• Aim:
Where the word "this" occurs in a line, return that line.

--- Information supplied ---

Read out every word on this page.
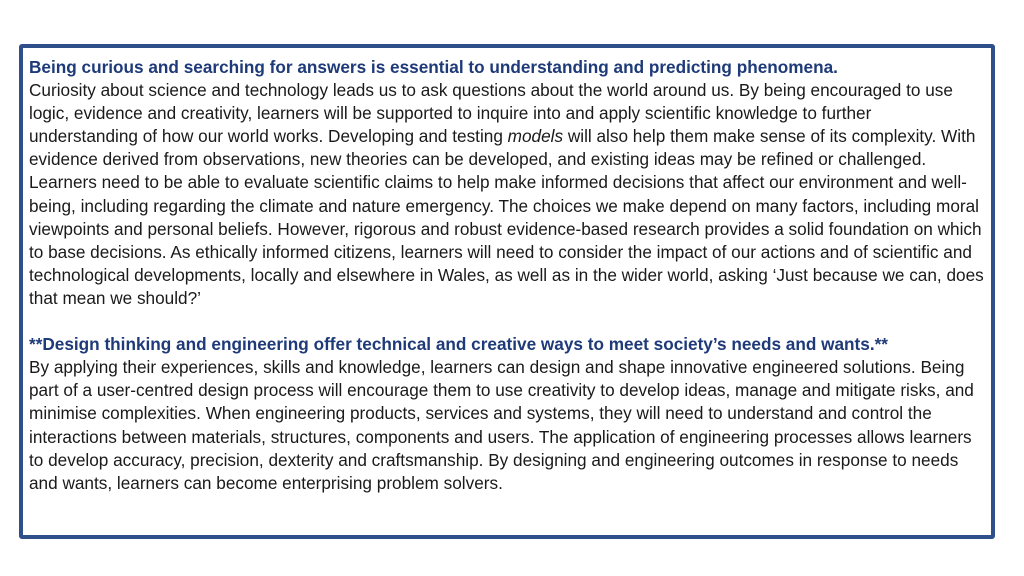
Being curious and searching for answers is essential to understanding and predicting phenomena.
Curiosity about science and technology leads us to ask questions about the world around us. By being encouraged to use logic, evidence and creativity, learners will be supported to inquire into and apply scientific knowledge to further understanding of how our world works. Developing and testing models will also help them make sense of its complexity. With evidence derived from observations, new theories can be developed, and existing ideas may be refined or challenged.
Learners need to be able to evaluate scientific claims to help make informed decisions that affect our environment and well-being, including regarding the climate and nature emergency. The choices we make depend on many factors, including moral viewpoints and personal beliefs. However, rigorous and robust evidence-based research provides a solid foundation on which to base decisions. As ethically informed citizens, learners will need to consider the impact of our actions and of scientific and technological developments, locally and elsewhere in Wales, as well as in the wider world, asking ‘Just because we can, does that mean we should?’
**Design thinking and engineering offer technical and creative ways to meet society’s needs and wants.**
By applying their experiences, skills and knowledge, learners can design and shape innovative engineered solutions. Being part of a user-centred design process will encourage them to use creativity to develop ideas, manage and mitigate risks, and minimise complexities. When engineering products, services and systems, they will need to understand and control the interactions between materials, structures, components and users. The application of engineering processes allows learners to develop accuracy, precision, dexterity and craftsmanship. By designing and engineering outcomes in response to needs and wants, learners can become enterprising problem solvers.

---
--- Information supplied ---

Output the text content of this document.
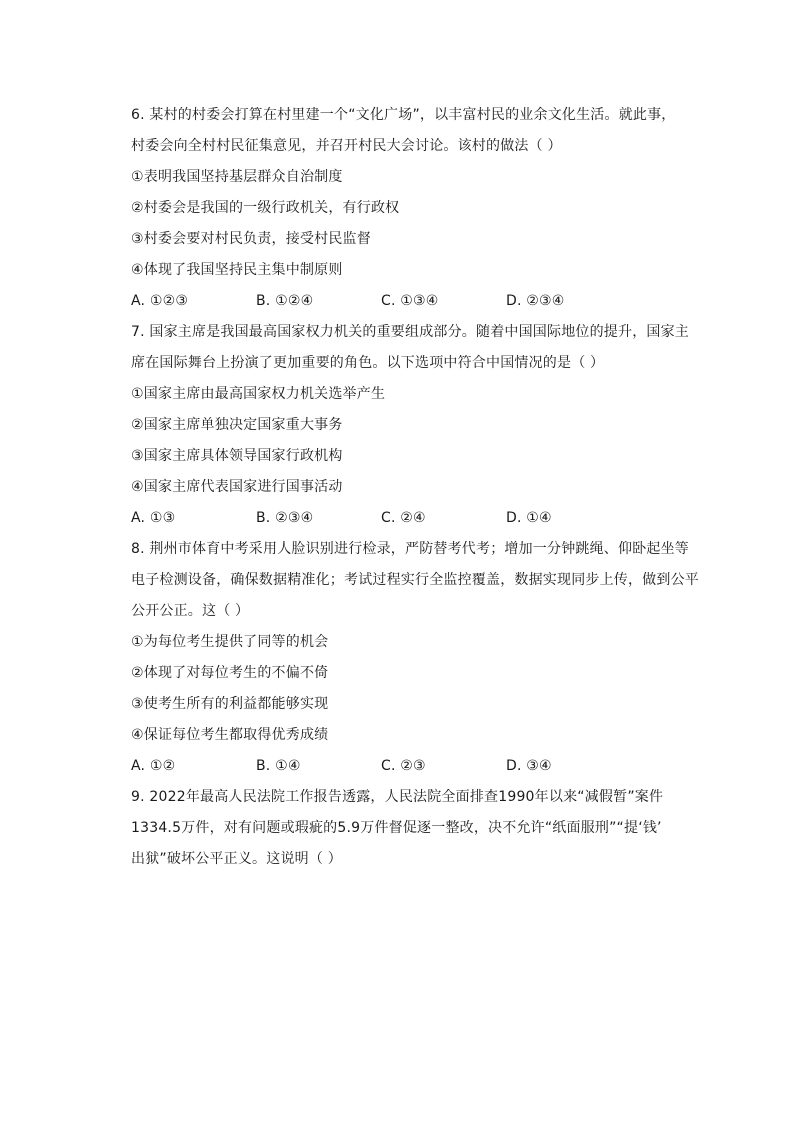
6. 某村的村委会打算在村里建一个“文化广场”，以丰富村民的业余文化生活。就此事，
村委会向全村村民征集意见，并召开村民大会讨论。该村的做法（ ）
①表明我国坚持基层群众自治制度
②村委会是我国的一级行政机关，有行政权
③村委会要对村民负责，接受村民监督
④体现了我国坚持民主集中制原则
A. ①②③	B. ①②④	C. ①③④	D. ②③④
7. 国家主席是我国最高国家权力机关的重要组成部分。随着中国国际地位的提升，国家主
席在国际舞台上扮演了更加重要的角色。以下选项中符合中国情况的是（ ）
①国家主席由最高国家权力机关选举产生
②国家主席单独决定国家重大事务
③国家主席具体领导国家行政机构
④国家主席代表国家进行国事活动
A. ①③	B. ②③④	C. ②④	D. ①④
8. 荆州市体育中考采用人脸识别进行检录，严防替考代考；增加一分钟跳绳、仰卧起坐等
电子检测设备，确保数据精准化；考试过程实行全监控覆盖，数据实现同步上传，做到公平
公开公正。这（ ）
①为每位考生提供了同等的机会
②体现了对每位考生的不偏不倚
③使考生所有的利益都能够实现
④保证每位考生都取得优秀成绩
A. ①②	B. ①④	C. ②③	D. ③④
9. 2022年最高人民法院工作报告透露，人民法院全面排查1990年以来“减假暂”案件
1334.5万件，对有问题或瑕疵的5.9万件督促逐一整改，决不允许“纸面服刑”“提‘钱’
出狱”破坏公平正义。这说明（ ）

---

• Response:
Read out every word on this page.
Output the text content of this document.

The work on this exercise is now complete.